SET TASK -
Nothing may be dropped or altered: reproduce all the data.

(Data extracted from a collection)
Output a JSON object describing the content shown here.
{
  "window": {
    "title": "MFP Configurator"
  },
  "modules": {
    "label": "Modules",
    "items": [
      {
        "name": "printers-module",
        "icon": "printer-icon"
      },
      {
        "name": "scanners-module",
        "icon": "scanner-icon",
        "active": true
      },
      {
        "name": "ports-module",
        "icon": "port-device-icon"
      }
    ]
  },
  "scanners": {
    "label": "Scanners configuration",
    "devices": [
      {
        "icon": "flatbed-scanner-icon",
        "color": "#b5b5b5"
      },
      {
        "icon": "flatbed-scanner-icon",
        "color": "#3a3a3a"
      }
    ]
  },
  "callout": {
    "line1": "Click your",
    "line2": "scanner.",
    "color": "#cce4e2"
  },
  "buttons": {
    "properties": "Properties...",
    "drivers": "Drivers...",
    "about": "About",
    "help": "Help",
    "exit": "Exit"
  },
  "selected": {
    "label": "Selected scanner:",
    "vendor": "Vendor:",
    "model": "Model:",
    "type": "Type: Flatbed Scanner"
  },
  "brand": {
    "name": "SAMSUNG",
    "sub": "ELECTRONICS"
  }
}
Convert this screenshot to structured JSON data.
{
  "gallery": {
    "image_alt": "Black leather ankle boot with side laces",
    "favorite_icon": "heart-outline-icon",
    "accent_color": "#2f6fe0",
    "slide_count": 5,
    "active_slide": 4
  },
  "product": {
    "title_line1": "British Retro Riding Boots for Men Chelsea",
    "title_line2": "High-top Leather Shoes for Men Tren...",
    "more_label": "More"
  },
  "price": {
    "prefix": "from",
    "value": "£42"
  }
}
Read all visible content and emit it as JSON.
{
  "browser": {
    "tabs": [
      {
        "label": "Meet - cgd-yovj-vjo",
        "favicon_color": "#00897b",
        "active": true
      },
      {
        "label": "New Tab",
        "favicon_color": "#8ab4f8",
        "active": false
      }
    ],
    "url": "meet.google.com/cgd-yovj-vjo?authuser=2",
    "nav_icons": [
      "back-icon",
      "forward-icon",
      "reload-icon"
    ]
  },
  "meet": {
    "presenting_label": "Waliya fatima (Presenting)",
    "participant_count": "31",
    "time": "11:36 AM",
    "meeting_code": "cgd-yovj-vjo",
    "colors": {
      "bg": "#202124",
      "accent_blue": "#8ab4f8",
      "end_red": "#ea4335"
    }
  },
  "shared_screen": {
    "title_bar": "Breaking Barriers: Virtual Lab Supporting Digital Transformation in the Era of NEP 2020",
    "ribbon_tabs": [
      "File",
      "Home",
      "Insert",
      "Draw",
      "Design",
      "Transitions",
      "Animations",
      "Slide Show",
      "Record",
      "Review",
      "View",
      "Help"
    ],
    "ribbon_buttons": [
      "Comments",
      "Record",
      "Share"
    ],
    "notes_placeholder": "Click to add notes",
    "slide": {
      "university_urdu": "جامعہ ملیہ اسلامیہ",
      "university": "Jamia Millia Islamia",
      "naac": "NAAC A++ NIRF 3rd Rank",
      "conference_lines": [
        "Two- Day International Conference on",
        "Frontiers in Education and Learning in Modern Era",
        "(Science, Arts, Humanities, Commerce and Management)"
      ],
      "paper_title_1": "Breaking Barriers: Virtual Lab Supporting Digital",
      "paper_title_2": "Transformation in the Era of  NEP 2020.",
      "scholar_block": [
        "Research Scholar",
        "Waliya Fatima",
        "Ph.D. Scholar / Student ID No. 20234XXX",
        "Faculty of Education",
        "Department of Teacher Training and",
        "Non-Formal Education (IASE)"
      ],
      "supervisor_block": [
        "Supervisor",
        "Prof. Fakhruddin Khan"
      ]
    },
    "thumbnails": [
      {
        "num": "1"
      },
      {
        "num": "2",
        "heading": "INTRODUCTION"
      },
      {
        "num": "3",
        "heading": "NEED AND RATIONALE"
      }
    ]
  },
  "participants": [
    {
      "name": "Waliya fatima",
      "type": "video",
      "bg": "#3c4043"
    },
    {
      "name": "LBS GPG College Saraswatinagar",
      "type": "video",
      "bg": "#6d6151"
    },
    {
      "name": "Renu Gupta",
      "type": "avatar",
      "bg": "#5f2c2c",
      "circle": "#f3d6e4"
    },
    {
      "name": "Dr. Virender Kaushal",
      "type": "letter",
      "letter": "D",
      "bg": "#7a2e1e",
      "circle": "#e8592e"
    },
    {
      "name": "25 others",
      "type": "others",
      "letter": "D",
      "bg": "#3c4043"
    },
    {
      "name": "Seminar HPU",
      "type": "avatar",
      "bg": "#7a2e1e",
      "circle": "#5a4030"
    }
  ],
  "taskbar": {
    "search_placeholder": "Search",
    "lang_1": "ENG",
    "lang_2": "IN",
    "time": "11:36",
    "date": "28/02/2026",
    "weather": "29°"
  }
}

ANSWER TO THIS PROBLEM -
Output a JSON object describing the content shown here.
{
  "window": {
    "title": "MFP Configurator"
  },
  "modules": {
    "label": "Modules",
    "items": [
      {
        "name": "printers-module",
        "icon": "printer-icon"
      },
      {
        "name": "scanners-module",
        "icon": "scanner-icon",
        "active": true
      },
      {
        "name": "ports-module",
        "icon": "port-device-icon"
      }
    ]
  },
  "scanners": {
    "label": "Scanners configuration",
    "devices": [
      {
        "icon": "flatbed-scanner-icon",
        "color": "#b5b5b5"
      },
      {
        "icon": "flatbed-scanner-icon",
        "color": "#3a3a3a"
      }
    ]
  },
  "callout": {
    "line1": "Click your",
    "line2": "scanner.",
    "color": "#cce4e2"
  },
  "buttons": {
    "properties": "Properties...",
    "drivers": "Drivers...",
    "about": "About",
    "help": "Help",
    "exit": "Exit"
  },
  "selected": {
    "label": "Selected scanner:",
    "vendor": "Vendor:",
    "model": "Model:",
    "type": "Type: Flatbed Scanner"
  },
  "brand": {
    "name": "SAMSUNG",
    "sub": "ELECTRONICS"
  }
}
Convert this screenshot to structured JSON data.
{
  "gallery": {
    "image_alt": "Black leather ankle boot with side laces",
    "favorite_icon": "heart-outline-icon",
    "accent_color": "#2f6fe0",
    "slide_count": 5,
    "active_slide": 4
  },
  "product": {
    "title_line1": "British Retro Riding Boots for Men Chelsea",
    "title_line2": "High-top Leather Shoes for Men Tren...",
    "more_label": "More"
  },
  "price": {
    "prefix": "from",
    "value": "£42"
  }
}
Read all visible content and emit it as JSON.
{
  "browser": {
    "tabs": [
      {
        "label": "Meet - cgd-yovj-vjo",
        "favicon_color": "#00897b",
        "active": true
      },
      {
        "label": "New Tab",
        "favicon_color": "#8ab4f8",
        "active": false
      }
    ],
    "url": "meet.google.com/cgd-yovj-vjo?authuser=2",
    "nav_icons": [
      "back-icon",
      "forward-icon",
      "reload-icon"
    ]
  },
  "meet": {
    "presenting_label": "Waliya fatima (Presenting)",
    "participant_count": "31",
    "time": "11:36 AM",
    "meeting_code": "cgd-yovj-vjo",
    "colors": {
      "bg": "#202124",
      "accent_blue": "#8ab4f8",
      "end_red": "#ea4335"
    }
  },
  "shared_screen": {
    "title_bar": "Breaking Barriers: Virtual Lab Supporting Digital Transformation in the Era of NEP 2020",
    "ribbon_tabs": [
      "File",
      "Home",
      "Insert",
      "Draw",
      "Design",
      "Transitions",
      "Animations",
      "Slide Show",
      "Record",
      "Review",
      "View",
      "Help"
    ],
    "ribbon_buttons": [
      "Comments",
      "Record",
      "Share"
    ],
    "notes_placeholder": "Click to add notes",
    "slide": {
      "university_urdu": "جامعہ ملیہ اسلامیہ",
      "university": "Jamia Millia Islamia",
      "naac": "NAAC A++ NIRF 3rd Rank",
      "conference_lines": [
        "Two- Day International Conference on",
        "Frontiers in Education and Learning in Modern Era",
        "(Science, Arts, Humanities, Commerce and Management)"
      ],
      "paper_title_1": "Breaking Barriers: Virtual Lab Supporting Digital",
      "paper_title_2": "Transformation in the Era of  NEP 2020.",
      "scholar_block": [
        "Research Scholar",
        "Waliya Fatima",
        "Ph.D. Scholar / Student ID No. 20234XXX",
        "Faculty of Education",
        "Department of Teacher Training and",
        "Non-Formal Education (IASE)"
      ],
      "supervisor_block": [
        "Supervisor",
        "Prof. Fakhruddin Khan"
      ]
    },
    "thumbnails": [
      {
        "num": "1"
      },
      {
        "num": "2",
        "heading": "INTRODUCTION"
      },
      {
        "num": "3",
        "heading": "NEED AND RATIONALE"
      }
    ]
  },
  "participants": [
    {
      "name": "Waliya fatima",
      "type": "video",
      "bg": "#3c4043"
    },
    {
      "name": "LBS GPG College Saraswatinagar",
      "type": "video",
      "bg": "#6d6151"
    },
    {
      "name": "Renu Gupta",
      "type": "avatar",
      "bg": "#5f2c2c",
      "circle": "#f3d6e4"
    },
    {
      "name": "Dr. Virender Kaushal",
      "type": "letter",
      "letter": "D",
      "bg": "#7a2e1e",
      "circle": "#e8592e"
    },
    {
      "name": "25 others",
      "type": "others",
      "letter": "D",
      "bg": "#3c4043"
    },
    {
      "name": "Seminar HPU",
      "type": "avatar",
      "bg": "#7a2e1e",
      "circle": "#5a4030"
    }
  ],
  "taskbar": {
    "search_placeholder": "Search",
    "lang_1": "ENG",
    "lang_2": "IN",
    "time": "11:36",
    "date": "28/02/2026",
    "weather": "29°"
  }
}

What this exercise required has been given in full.